WHAT NEEDS TO BE DONE:
Omit the pictures, then write out every entry exactly as it reads.

--- INFORMATION SHOWN ---

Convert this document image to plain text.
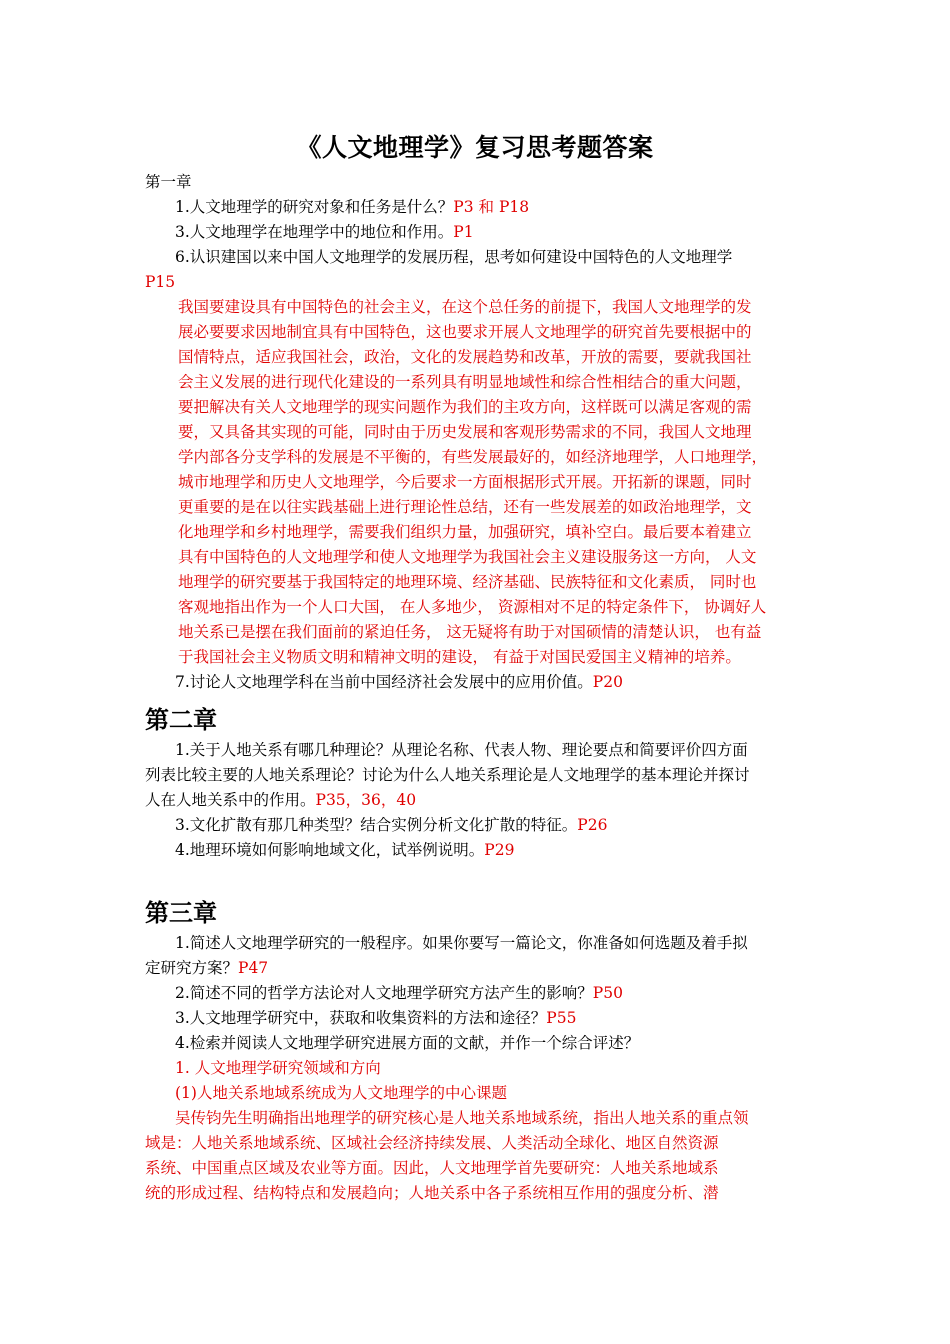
《人文地理学》复习思考题答案
第一章
1.人文地理学的研究对象和任务是什么？P3 和 P18
3.人文地理学在地理学中的地位和作用。P1
6.认识建国以来中国人文地理学的发展历程，思考如何建设中国特色的人文地理学
P15
我国要建设具有中国特色的社会主义，在这个总任务的前提下，我国人文地理学的发
展必要要求因地制宜具有中国特色，这也要求开展人文地理学的研究首先要根据中的
国情特点，适应我国社会，政治，文化的发展趋势和改革，开放的需要，要就我国社
会主义发展的进行现代化建设的一系列具有明显地域性和综合性相结合的重大问题，
要把解决有关人文地理学的现实问题作为我们的主攻方向，这样既可以满足客观的需
要，又具备其实现的可能，同时由于历史发展和客观形势需求的不同，我国人文地理
学内部各分支学科的发展是不平衡的，有些发展最好的，如经济地理学，人口地理学，
城市地理学和历史人文地理学，今后要求一方面根据形式开展。开拓新的课题，同时
更重要的是在以往实践基础上进行理论性总结，还有一些发展差的如政治地理学，文
化地理学和乡村地理学，需要我们组织力量，加强研究，填补空白。最后要本着建立
具有中国特色的人文地理学和使人文地理学为我国社会主义建设服务这一方向， 人文
地理学的研究要基于我国特定的地理环境、经济基础、民族特征和文化素质， 同时也
客观地指出作为一个人口大国， 在人多地少， 资源相对不足的特定条件下， 协调好人
地关系已是摆在我们面前的紧迫任务， 这无疑将有助于对国硕情的清楚认识， 也有益
于我国社会主义物质文明和精神文明的建设， 有益于对国民爱国主义精神的培养。
7.讨论人文地理学科在当前中国经济社会发展中的应用价值。P20
第二章
1.关于人地关系有哪几种理论？从理论名称、代表人物、理论要点和简要评价四方面
列表比较主要的人地关系理论？讨论为什么人地关系理论是人文地理学的基本理论并探讨
人在人地关系中的作用。P35，36，40
3.文化扩散有那几种类型？结合实例分析文化扩散的特征。P26
4.地理环境如何影响地域文化，试举例说明。P29
第三章
1.简述人文地理学研究的一般程序。如果你要写一篇论文，你准备如何选题及着手拟
定研究方案？P47
2.简述不同的哲学方法论对人文地理学研究方法产生的影响？P50
3.人文地理学研究中，获取和收集资料的方法和途径？P55
4.检索并阅读人文地理学研究进展方面的文献，并作一个综合评述？
1. 人文地理学研究领域和方向
(1)人地关系地域系统成为人文地理学的中心课题
吴传钧先生明确指出地理学的研究核心是人地关系地域系统，指出人地关系的重点领
域是：人地关系地域系统、区域社会经济持续发展、人类活动全球化、地区自然资源
系统、中国重点区域及农业等方面。因此，人文地理学首先要研究：人地关系地域系
统的形成过程、结构特点和发展趋向；人地关系中各子系统相互作用的强度分析、潜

---

EXERCISE RESPONSE:
Convert this document image to plain text.
《人文地理学》复习思考题答案
第一章
1.人文地理学的研究对象和任务是什么？P3 和 P18
3.人文地理学在地理学中的地位和作用。P1
6.认识建国以来中国人文地理学的发展历程，思考如何建设中国特色的人文地理学
P15
我国要建设具有中国特色的社会主义，在这个总任务的前提下，我国人文地理学的发
展必要要求因地制宜具有中国特色，这也要求开展人文地理学的研究首先要根据中的
国情特点，适应我国社会，政治，文化的发展趋势和改革，开放的需要，要就我国社
会主义发展的进行现代化建设的一系列具有明显地域性和综合性相结合的重大问题，
要把解决有关人文地理学的现实问题作为我们的主攻方向，这样既可以满足客观的需
要，又具备其实现的可能，同时由于历史发展和客观形势需求的不同，我国人文地理
学内部各分支学科的发展是不平衡的，有些发展最好的，如经济地理学，人口地理学，
城市地理学和历史人文地理学，今后要求一方面根据形式开展。开拓新的课题，同时
更重要的是在以往实践基础上进行理论性总结，还有一些发展差的如政治地理学，文
化地理学和乡村地理学，需要我们组织力量，加强研究，填补空白。最后要本着建立
具有中国特色的人文地理学和使人文地理学为我国社会主义建设服务这一方向， 人文
地理学的研究要基于我国特定的地理环境、经济基础、民族特征和文化素质， 同时也
客观地指出作为一个人口大国， 在人多地少， 资源相对不足的特定条件下， 协调好人
地关系已是摆在我们面前的紧迫任务， 这无疑将有助于对国硕情的清楚认识， 也有益
于我国社会主义物质文明和精神文明的建设， 有益于对国民爱国主义精神的培养。
7.讨论人文地理学科在当前中国经济社会发展中的应用价值。P20
第二章
1.关于人地关系有哪几种理论？从理论名称、代表人物、理论要点和简要评价四方面
列表比较主要的人地关系理论？讨论为什么人地关系理论是人文地理学的基本理论并探讨
人在人地关系中的作用。P35，36，40
3.文化扩散有那几种类型？结合实例分析文化扩散的特征。P26
4.地理环境如何影响地域文化，试举例说明。P29
第三章
1.简述人文地理学研究的一般程序。如果你要写一篇论文，你准备如何选题及着手拟
定研究方案？P47
2.简述不同的哲学方法论对人文地理学研究方法产生的影响？P50
3.人文地理学研究中，获取和收集资料的方法和途径？P55
4.检索并阅读人文地理学研究进展方面的文献，并作一个综合评述？
1. 人文地理学研究领域和方向
(1)人地关系地域系统成为人文地理学的中心课题
吴传钧先生明确指出地理学的研究核心是人地关系地域系统，指出人地关系的重点领
域是：人地关系地域系统、区域社会经济持续发展、人类活动全球化、地区自然资源
系统、中国重点区域及农业等方面。因此，人文地理学首先要研究：人地关系地域系
统的形成过程、结构特点和发展趋向；人地关系中各子系统相互作用的强度分析、潜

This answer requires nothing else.